- **Excerpted records**
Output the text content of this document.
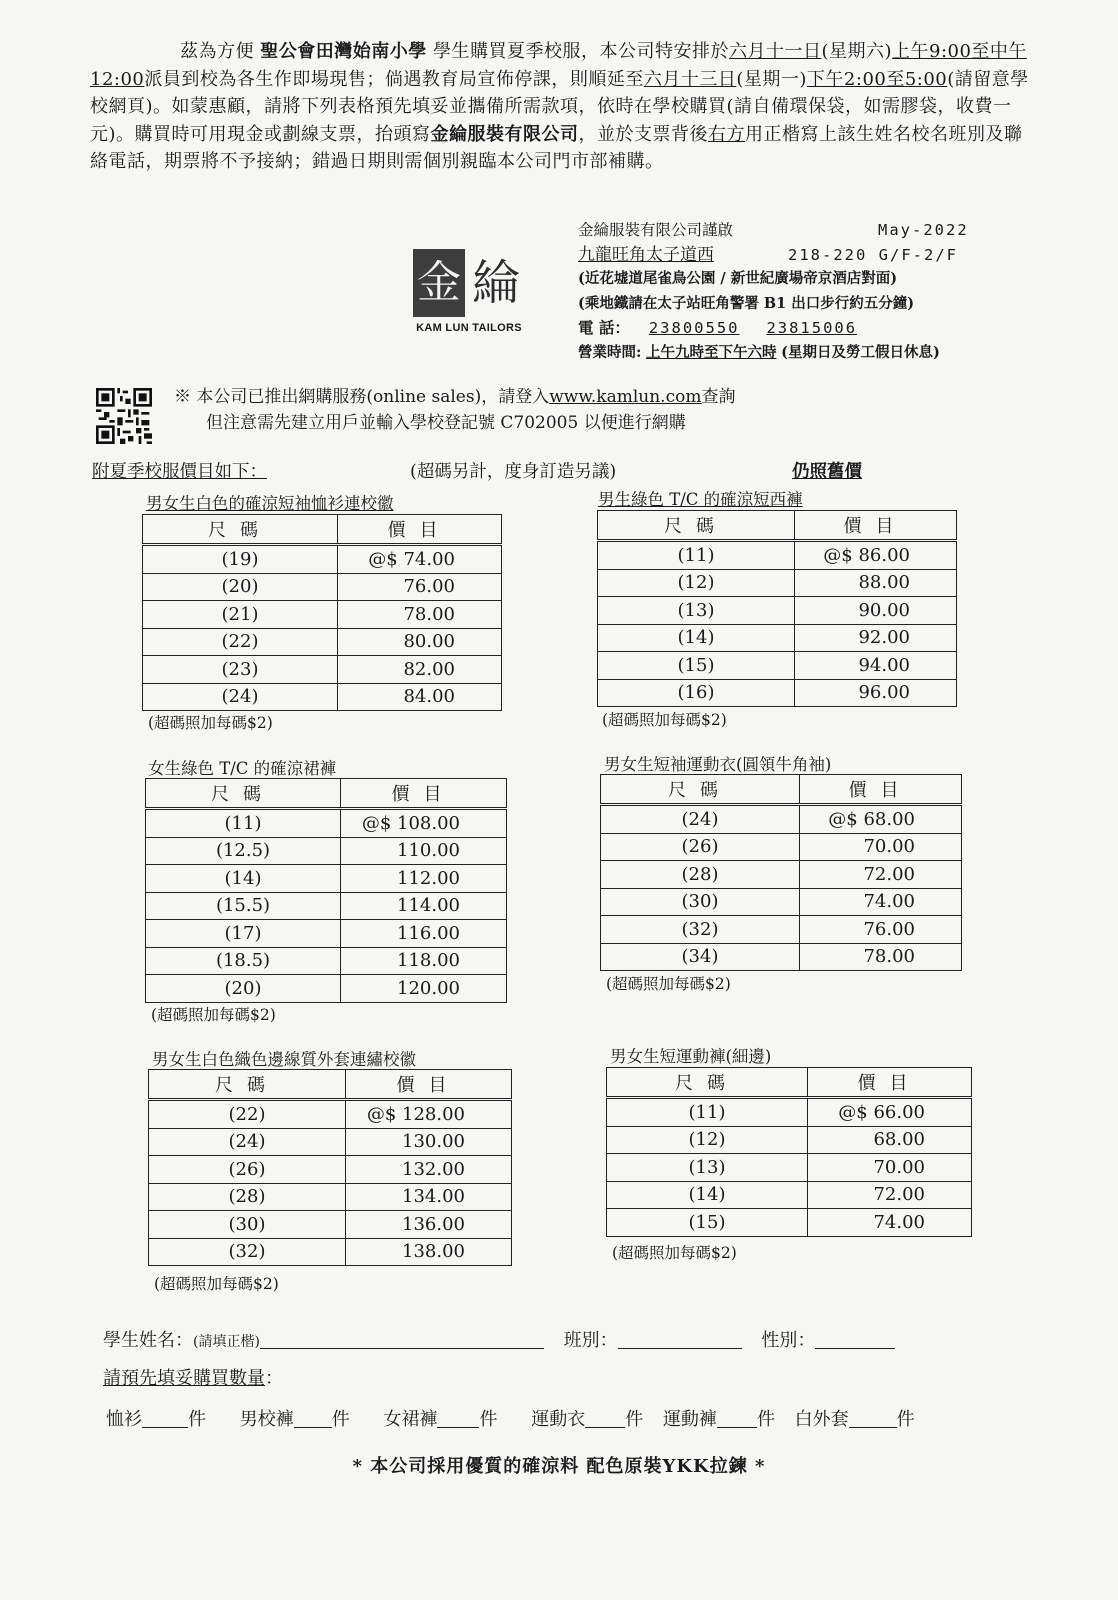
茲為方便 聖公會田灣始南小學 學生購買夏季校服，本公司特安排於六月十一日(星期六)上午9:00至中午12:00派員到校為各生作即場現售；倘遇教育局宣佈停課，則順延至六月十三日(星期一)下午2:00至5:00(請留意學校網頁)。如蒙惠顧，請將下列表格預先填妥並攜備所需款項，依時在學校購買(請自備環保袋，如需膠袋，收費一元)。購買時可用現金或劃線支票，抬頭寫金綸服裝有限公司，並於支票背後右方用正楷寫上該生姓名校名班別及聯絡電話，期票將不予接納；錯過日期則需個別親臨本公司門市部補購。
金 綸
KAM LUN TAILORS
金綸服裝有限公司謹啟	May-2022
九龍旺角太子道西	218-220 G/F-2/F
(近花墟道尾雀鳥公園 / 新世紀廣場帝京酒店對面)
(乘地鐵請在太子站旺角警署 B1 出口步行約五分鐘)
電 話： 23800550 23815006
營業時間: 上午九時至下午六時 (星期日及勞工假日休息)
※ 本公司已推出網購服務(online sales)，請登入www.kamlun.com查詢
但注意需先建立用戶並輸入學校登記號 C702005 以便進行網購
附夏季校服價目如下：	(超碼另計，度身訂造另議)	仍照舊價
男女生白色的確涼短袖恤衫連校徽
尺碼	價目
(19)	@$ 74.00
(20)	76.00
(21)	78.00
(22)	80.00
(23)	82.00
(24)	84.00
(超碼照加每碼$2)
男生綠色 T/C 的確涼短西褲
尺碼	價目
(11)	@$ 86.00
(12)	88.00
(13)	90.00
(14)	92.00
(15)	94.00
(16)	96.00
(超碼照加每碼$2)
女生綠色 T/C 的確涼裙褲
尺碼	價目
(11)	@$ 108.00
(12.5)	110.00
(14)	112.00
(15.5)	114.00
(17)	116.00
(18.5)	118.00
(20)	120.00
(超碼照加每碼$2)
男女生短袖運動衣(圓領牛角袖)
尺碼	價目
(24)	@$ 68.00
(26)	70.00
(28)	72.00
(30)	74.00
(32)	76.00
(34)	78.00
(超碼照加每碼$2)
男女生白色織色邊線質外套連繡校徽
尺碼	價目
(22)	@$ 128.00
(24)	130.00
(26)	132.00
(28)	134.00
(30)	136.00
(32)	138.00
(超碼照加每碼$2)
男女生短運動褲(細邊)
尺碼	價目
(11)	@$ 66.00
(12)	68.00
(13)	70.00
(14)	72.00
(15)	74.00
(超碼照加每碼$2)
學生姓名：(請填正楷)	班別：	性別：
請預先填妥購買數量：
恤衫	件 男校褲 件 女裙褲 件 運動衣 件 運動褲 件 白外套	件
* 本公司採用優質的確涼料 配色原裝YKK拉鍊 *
* * *
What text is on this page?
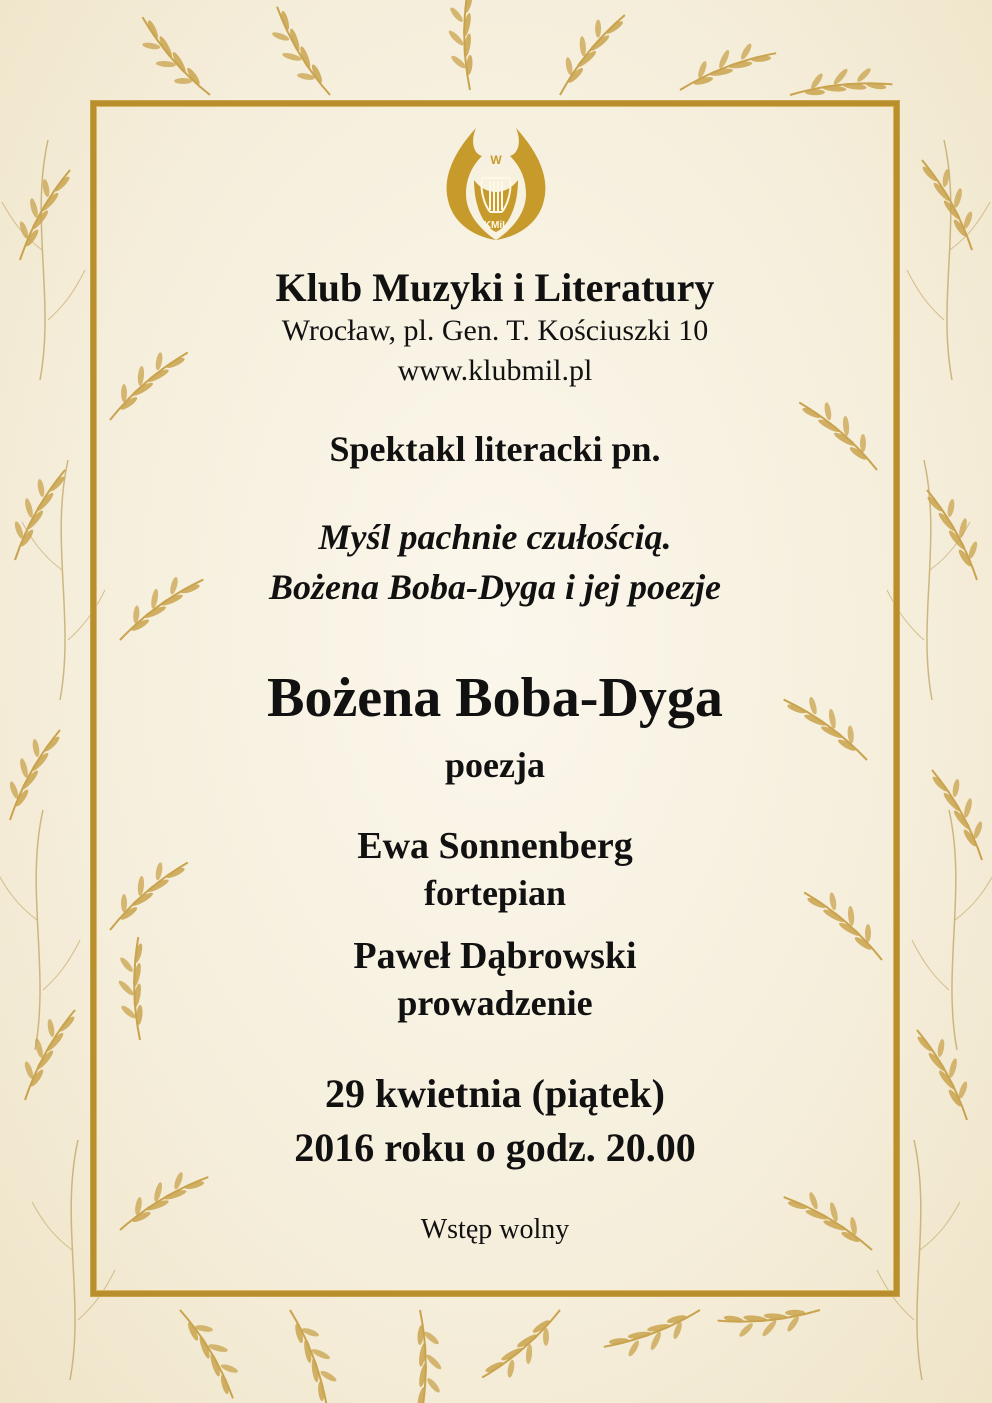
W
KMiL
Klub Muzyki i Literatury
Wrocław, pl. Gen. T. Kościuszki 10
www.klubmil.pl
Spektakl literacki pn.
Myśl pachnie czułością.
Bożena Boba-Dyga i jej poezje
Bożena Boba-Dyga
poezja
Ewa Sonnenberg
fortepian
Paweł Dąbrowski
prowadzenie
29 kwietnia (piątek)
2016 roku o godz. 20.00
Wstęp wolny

- **Given problem**
Gather up every line in the data above that contains the word "text", copying each one.

- **Solution for this exercise**
Output the text content of this document.
What text is on this page?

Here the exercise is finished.